Recorded data
#####
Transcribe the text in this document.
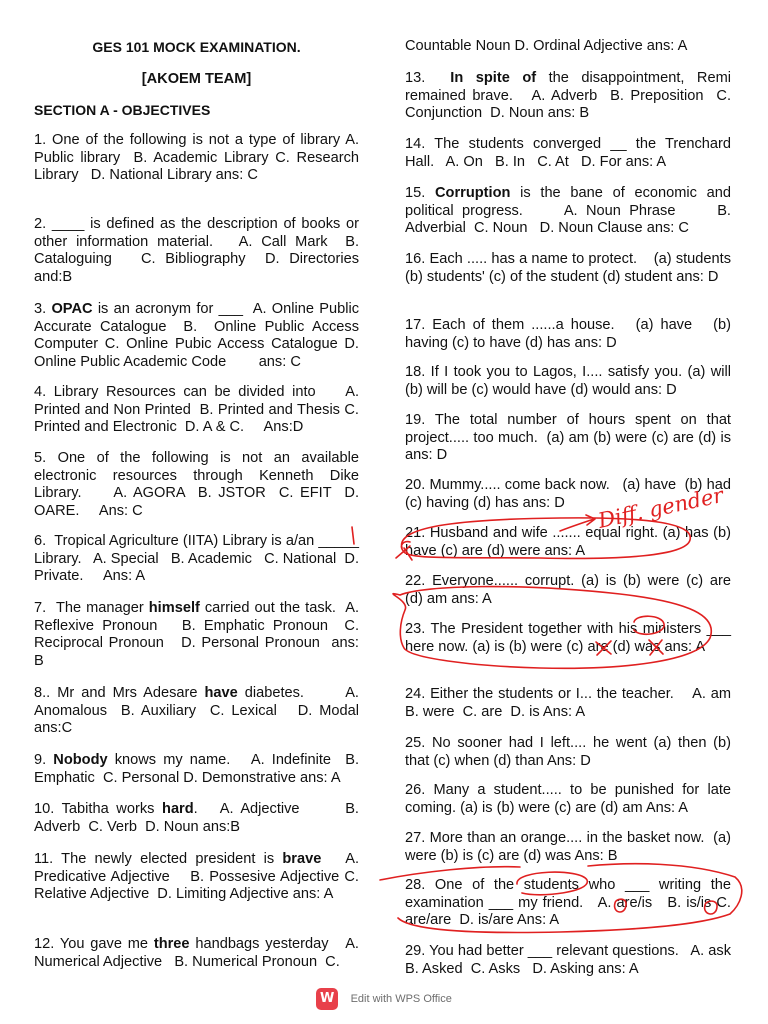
GES 101 MOCK EXAMINATION.

[AKOEM TEAM]

SECTION A - OBJECTIVES

1. One of the following is not a type of library A. Public library  B. Academic Library C. Research Library   D. National Library ans: C

2. ____ is defined as the description of books or other information material.   A. Call Mark  B. Cataloguing   C. Bibliography  D. Directories and:B

3. OPAC is an acronym for ___  A. Online Public Accurate Catalogue  B.  Online Public Access Computer C. Online Pubic Access Catalogue D. Online Public Academic Code        ans: C

4. Library Resources can be divided into    A. Printed and Non Printed  B. Printed and Thesis C. Printed and Electronic  D. A & C.     Ans:D

5. One of the following is not an available electronic resources through Kenneth Dike Library.     A. AGORA  B. JSTOR  C. EFIT  D. OARE.     Ans: C

6.  Tropical Agriculture (IITA) Library is a/an _____ Library.   A. Special   B. Academic   C. National  D. Private.     Ans: A

7.  The manager himself carried out the task.  A. Reflexive Pronoun   B. Emphatic Pronoun  C. Reciprocal Pronoun   D. Personal Pronoun  ans: B

8.. Mr and Mrs Adesare have diabetes.      A. Anomalous  B. Auxiliary  C. Lexical   D. Modal ans:C

9. Nobody knows my name.   A. Indefinite  B. Emphatic  C. Personal D. Demonstrative ans: A

10. Tabitha works hard.   A. Adjective      B. Adverb  C. Verb  D. Noun ans:B

11. The newly elected president is brave   A. Predicative Adjective    B. Possesive Adjective C. Relative Adjective  D. Limiting Adjective ans: A

12. You gave me three handbags yesterday   A. Numerical Adjective   B. Numerical Pronoun  C.

Countable Noun D. Ordinal Adjective ans: A

13.  In spite of the disappointment, Remi remained brave.   A. Adverb  B. Preposition  C. Conjunction  D. Noun ans: B

14. The students converged __ the Trenchard Hall.   A. On   B. In   C. At   D. For ans: A

15. Corruption is the bane of economic and political progress.     A. Noun Phrase     B. Adverbial  C. Noun   D. Noun Clause ans: C

16. Each ..... has a name to protect.    (a) students     (b) students' (c) of the student (d) student ans: D

17. Each of them ......a house.   (a) have   (b) having (c) to have (d) has ans: D

18. If I took you to Lagos, I.... satisfy you. (a) will (b) will be (c) would have (d) would ans: D

19. The total number of hours spent on that project..... too much.  (a) am (b) were (c) are (d) is ans: D

20. Mummy..... come back now.   (a) have  (b) had (c) having (d) has ans: D

21. Husband and wife ....... equal right. (a) has (b) have (c) are (d) were ans: A

22. Everyone...... corrupt. (a) is (b) were (c) are (d) am ans: A

23. The President together with his ministers ___ here now. (a) is (b) were (c) are (d) was ans: A

24. Either the students or I... the teacher.    A. am  B. were  C. are  D. is Ans: A

25. No sooner had I left.... he went (a) then (b) that (c) when (d) than Ans: D

26. Many a student..... to be punished for late coming. (a) is (b) were (c) are (d) am Ans: A

27. More than an orange.... in the basket now.  (a) were (b) is (c) are (d) was Ans: B

28. One of the students who ___ writing the examination ___ my friend.   A. are/is   B. is/is C. are/are  D. is/are Ans: A

29. You had better ___ relevant questions.   A. ask  B. Asked  C. Asks   D. Asking ans: A

Diff. gender
W	Edit with WPS Office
#####
**Work to be completed**
Output all the records, word for word, with no pictures in the copy.

**Output below**
Transcribe the text in this document.
GES 101 MOCK EXAMINATION.

[AKOEM TEAM]

SECTION A - OBJECTIVES

1. One of the following is not a type of library A. Public library  B. Academic Library C. Research Library   D. National Library ans: C

2. ____ is defined as the description of books or other information material.   A. Call Mark  B. Cataloguing   C. Bibliography  D. Directories and:B

3. OPAC is an acronym for ___  A. Online Public Accurate Catalogue  B.  Online Public Access Computer C. Online Pubic Access Catalogue D. Online Public Academic Code        ans: C

4. Library Resources can be divided into    A. Printed and Non Printed  B. Printed and Thesis C. Printed and Electronic  D. A & C.     Ans:D

5. One of the following is not an available electronic resources through Kenneth Dike Library.     A. AGORA  B. JSTOR  C. EFIT  D. OARE.     Ans: C

6.  Tropical Agriculture (IITA) Library is a/an _____ Library.   A. Special   B. Academic   C. National  D. Private.     Ans: A

7.  The manager himself carried out the task.  A. Reflexive Pronoun   B. Emphatic Pronoun  C. Reciprocal Pronoun   D. Personal Pronoun  ans: B

8.. Mr and Mrs Adesare have diabetes.      A. Anomalous  B. Auxiliary  C. Lexical   D. Modal ans:C

9. Nobody knows my name.   A. Indefinite  B. Emphatic  C. Personal D. Demonstrative ans: A

10. Tabitha works hard.   A. Adjective      B. Adverb  C. Verb  D. Noun ans:B

11. The newly elected president is brave   A. Predicative Adjective    B. Possesive Adjective C. Relative Adjective  D. Limiting Adjective ans: A

12. You gave me three handbags yesterday   A. Numerical Adjective   B. Numerical Pronoun  C.

Countable Noun D. Ordinal Adjective ans: A

13.  In spite of the disappointment, Remi remained brave.   A. Adverb  B. Preposition  C. Conjunction  D. Noun ans: B

14. The students converged __ the Trenchard Hall.   A. On   B. In   C. At   D. For ans: A

15. Corruption is the bane of economic and political progress.     A. Noun Phrase     B. Adverbial  C. Noun   D. Noun Clause ans: C

16. Each ..... has a name to protect.    (a) students     (b) students' (c) of the student (d) student ans: D

17. Each of them ......a house.   (a) have   (b) having (c) to have (d) has ans: D

18. If I took you to Lagos, I.... satisfy you. (a) will (b) will be (c) would have (d) would ans: D

19. The total number of hours spent on that project..... too much.  (a) am (b) were (c) are (d) is ans: D

20. Mummy..... come back now.   (a) have  (b) had (c) having (d) has ans: D

21. Husband and wife ....... equal right. (a) has (b) have (c) are (d) were ans: A

22. Everyone...... corrupt. (a) is (b) were (c) are (d) am ans: A

23. The President together with his ministers ___ here now. (a) is (b) were (c) are (d) was ans: A

24. Either the students or I... the teacher.    A. am  B. were  C. are  D. is Ans: A

25. No sooner had I left.... he went (a) then (b) that (c) when (d) than Ans: D

26. Many a student..... to be punished for late coming. (a) is (b) were (c) are (d) am Ans: A

27. More than an orange.... in the basket now.  (a) were (b) is (c) are (d) was Ans: B

28. One of the students who ___ writing the examination ___ my friend.   A. are/is   B. is/is C. are/are  D. is/are Ans: A

29. You had better ___ relevant questions.   A. ask  B. Asked  C. Asks   D. Asking ans: A

Diff. gender
W	Edit with WPS Office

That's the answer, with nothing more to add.